▶ [Work to complete]
Repeat word for word everything in the benchmarking thread below, from "Follow our Code" down to "creating a duplicate.".

▶ [Source]

= = = = =

Built-in benchmarking support #917

zoubingwu · 2022-03-09T15:35:08Z

Clear and concise description of the problem

Since we could write unit test in source files now with vitest I wish to also write some benchmarks like we do in rust/go. ~~Deno cli will support bench command soon (denoland/deno#13713)~~ Deno added deno bench subcommand recently in 1.20.0 release.

In Node.js most of the project uses a library called benchmark whose last commit was 5 years ago. It works pretty well honestly but things changed a lot since then especially we are now suffering from the pain of esm/cjs interop. With vitest it could provide out-of-box ESM or even TypeScript support to bring a much more friendly dx.

Alternative

No response

Additional context

No response

Validations

Follow our Code of Conduct
Read the Contributing Guidelines.
Read the docs.
Check that there isn't already an issue that request the same feature to avoid creating a duplicate.

The text was updated successfully, but these errors were encountered:

antfu · 2022-03-26T06:53:37Z

I generally like this idea. As I am not very familiar with benchmarking personally, my perspective might be biased or complete wrong. Feel free to correct me or leave your thoughts.

= = = = =

▶ [Data]
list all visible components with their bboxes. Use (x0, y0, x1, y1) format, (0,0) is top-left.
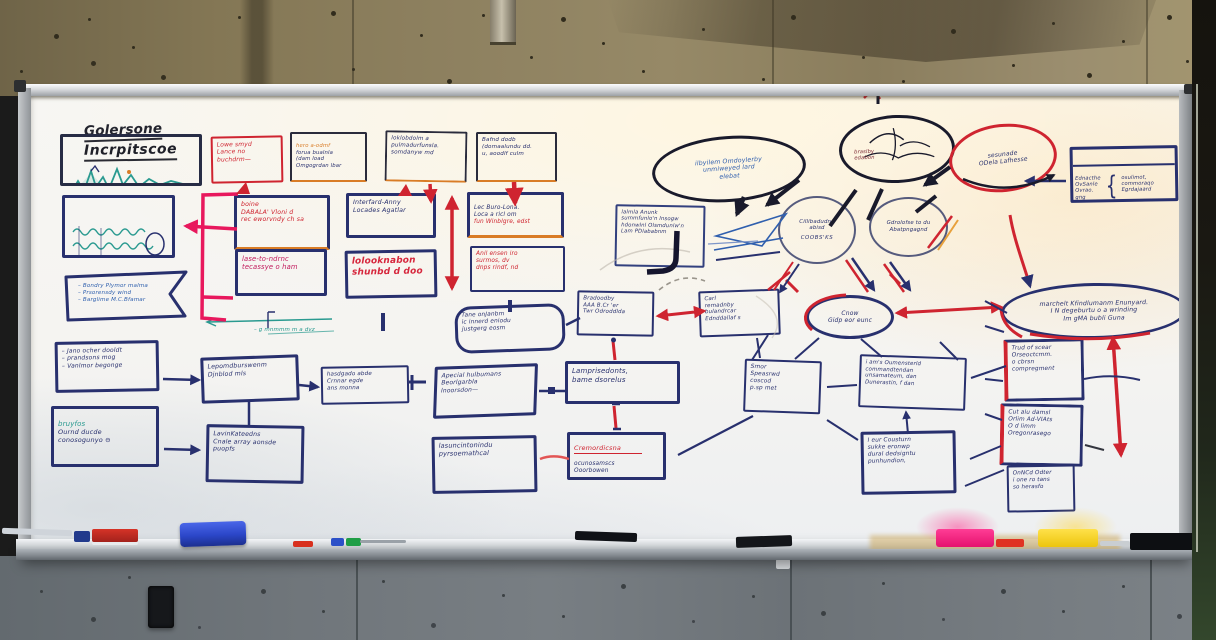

= = = = =

▶ [Finished exercise]
Follow our Code of Conduct
Read the Contributing Guidelines.
Read the docs.
Check that there isn't already an issue that request the same feature to avoid creating a duplicate.